#### Task to carry out
Give back the full material, exactly as it reads.

#### Rows from a figure dataset
+-------+
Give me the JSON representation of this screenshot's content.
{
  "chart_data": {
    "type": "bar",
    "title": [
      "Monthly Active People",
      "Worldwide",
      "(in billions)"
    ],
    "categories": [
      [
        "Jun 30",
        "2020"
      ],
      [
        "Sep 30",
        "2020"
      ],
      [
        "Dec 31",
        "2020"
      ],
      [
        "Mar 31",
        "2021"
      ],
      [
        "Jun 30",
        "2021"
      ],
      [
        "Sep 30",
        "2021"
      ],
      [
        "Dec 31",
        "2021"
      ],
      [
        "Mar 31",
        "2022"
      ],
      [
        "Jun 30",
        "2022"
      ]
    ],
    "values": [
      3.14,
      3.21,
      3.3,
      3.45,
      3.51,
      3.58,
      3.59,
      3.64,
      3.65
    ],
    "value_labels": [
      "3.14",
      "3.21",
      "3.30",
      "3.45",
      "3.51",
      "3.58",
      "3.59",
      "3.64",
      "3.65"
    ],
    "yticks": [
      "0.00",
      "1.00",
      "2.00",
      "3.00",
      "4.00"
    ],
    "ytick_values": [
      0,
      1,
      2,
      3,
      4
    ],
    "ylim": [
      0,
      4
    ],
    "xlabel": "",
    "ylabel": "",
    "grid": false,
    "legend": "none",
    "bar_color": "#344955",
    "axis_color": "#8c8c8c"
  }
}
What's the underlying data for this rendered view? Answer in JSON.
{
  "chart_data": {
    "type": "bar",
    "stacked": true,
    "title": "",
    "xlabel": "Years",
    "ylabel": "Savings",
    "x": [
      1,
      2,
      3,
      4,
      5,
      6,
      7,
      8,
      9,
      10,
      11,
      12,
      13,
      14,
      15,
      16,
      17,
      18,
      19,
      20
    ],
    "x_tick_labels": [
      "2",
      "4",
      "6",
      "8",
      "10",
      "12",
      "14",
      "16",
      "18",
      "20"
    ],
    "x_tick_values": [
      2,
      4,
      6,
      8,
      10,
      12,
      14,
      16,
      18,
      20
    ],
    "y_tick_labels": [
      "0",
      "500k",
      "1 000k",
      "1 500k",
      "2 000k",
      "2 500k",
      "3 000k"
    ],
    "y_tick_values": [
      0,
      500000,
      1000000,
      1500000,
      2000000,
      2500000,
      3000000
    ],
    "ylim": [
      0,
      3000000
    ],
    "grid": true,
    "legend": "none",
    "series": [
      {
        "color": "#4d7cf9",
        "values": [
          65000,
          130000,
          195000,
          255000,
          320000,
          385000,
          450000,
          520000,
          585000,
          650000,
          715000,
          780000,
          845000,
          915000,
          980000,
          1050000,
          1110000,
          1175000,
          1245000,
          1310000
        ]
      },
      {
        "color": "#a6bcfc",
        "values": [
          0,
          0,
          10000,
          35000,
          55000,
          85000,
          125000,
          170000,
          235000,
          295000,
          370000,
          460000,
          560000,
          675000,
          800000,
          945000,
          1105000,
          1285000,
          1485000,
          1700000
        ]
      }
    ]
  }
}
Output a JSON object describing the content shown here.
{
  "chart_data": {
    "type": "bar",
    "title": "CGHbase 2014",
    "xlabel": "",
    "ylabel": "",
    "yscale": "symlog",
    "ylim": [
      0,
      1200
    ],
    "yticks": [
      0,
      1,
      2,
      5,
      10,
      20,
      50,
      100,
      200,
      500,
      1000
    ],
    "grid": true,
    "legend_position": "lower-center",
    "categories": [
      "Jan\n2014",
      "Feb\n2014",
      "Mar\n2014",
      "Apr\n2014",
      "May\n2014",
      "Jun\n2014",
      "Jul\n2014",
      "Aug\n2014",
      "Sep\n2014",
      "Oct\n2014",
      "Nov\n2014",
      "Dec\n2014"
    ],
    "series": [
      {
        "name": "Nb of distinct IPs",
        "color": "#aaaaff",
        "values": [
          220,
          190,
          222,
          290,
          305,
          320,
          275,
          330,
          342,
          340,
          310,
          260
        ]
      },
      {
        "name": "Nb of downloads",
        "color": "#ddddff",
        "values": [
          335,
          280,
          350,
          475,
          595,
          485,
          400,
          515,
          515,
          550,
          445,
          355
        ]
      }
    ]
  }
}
+-------+
#### Answer
Give me the JSON representation of this screenshot's content.
{
  "chart_data": {
    "type": "bar",
    "title": [
      "Monthly Active People",
      "Worldwide",
      "(in billions)"
    ],
    "categories": [
      [
        "Jun 30",
        "2020"
      ],
      [
        "Sep 30",
        "2020"
      ],
      [
        "Dec 31",
        "2020"
      ],
      [
        "Mar 31",
        "2021"
      ],
      [
        "Jun 30",
        "2021"
      ],
      [
        "Sep 30",
        "2021"
      ],
      [
        "Dec 31",
        "2021"
      ],
      [
        "Mar 31",
        "2022"
      ],
      [
        "Jun 30",
        "2022"
      ]
    ],
    "values": [
      3.14,
      3.21,
      3.3,
      3.45,
      3.51,
      3.58,
      3.59,
      3.64,
      3.65
    ],
    "value_labels": [
      "3.14",
      "3.21",
      "3.30",
      "3.45",
      "3.51",
      "3.58",
      "3.59",
      "3.64",
      "3.65"
    ],
    "yticks": [
      "0.00",
      "1.00",
      "2.00",
      "3.00",
      "4.00"
    ],
    "ytick_values": [
      0,
      1,
      2,
      3,
      4
    ],
    "ylim": [
      0,
      4
    ],
    "xlabel": "",
    "ylabel": "",
    "grid": false,
    "legend": "none",
    "bar_color": "#344955",
    "axis_color": "#8c8c8c"
  }
}
What's the underlying data for this rendered view? Answer in JSON.
{
  "chart_data": {
    "type": "bar",
    "stacked": true,
    "title": "",
    "xlabel": "Years",
    "ylabel": "Savings",
    "x": [
      1,
      2,
      3,
      4,
      5,
      6,
      7,
      8,
      9,
      10,
      11,
      12,
      13,
      14,
      15,
      16,
      17,
      18,
      19,
      20
    ],
    "x_tick_labels": [
      "2",
      "4",
      "6",
      "8",
      "10",
      "12",
      "14",
      "16",
      "18",
      "20"
    ],
    "x_tick_values": [
      2,
      4,
      6,
      8,
      10,
      12,
      14,
      16,
      18,
      20
    ],
    "y_tick_labels": [
      "0",
      "500k",
      "1 000k",
      "1 500k",
      "2 000k",
      "2 500k",
      "3 000k"
    ],
    "y_tick_values": [
      0,
      500000,
      1000000,
      1500000,
      2000000,
      2500000,
      3000000
    ],
    "ylim": [
      0,
      3000000
    ],
    "grid": true,
    "legend": "none",
    "series": [
      {
        "color": "#4d7cf9",
        "values": [
          65000,
          130000,
          195000,
          255000,
          320000,
          385000,
          450000,
          520000,
          585000,
          650000,
          715000,
          780000,
          845000,
          915000,
          980000,
          1050000,
          1110000,
          1175000,
          1245000,
          1310000
        ]
      },
      {
        "color": "#a6bcfc",
        "values": [
          0,
          0,
          10000,
          35000,
          55000,
          85000,
          125000,
          170000,
          235000,
          295000,
          370000,
          460000,
          560000,
          675000,
          800000,
          945000,
          1105000,
          1285000,
          1485000,
          1700000
        ]
      }
    ]
  }
}
Output a JSON object describing the content shown here.
{
  "chart_data": {
    "type": "bar",
    "title": "CGHbase 2014",
    "xlabel": "",
    "ylabel": "",
    "yscale": "symlog",
    "ylim": [
      0,
      1200
    ],
    "yticks": [
      0,
      1,
      2,
      5,
      10,
      20,
      50,
      100,
      200,
      500,
      1000
    ],
    "grid": true,
    "legend_position": "lower-center",
    "categories": [
      "Jan\n2014",
      "Feb\n2014",
      "Mar\n2014",
      "Apr\n2014",
      "May\n2014",
      "Jun\n2014",
      "Jul\n2014",
      "Aug\n2014",
      "Sep\n2014",
      "Oct\n2014",
      "Nov\n2014",
      "Dec\n2014"
    ],
    "series": [
      {
        "name": "Nb of distinct IPs",
        "color": "#aaaaff",
        "values": [
          220,
          190,
          222,
          290,
          305,
          320,
          275,
          330,
          342,
          340,
          310,
          260
        ]
      },
      {
        "name": "Nb of downloads",
        "color": "#ddddff",
        "values": [
          335,
          280,
          350,
          475,
          595,
          485,
          400,
          515,
          515,
          550,
          445,
          355
        ]
      }
    ]
  }
}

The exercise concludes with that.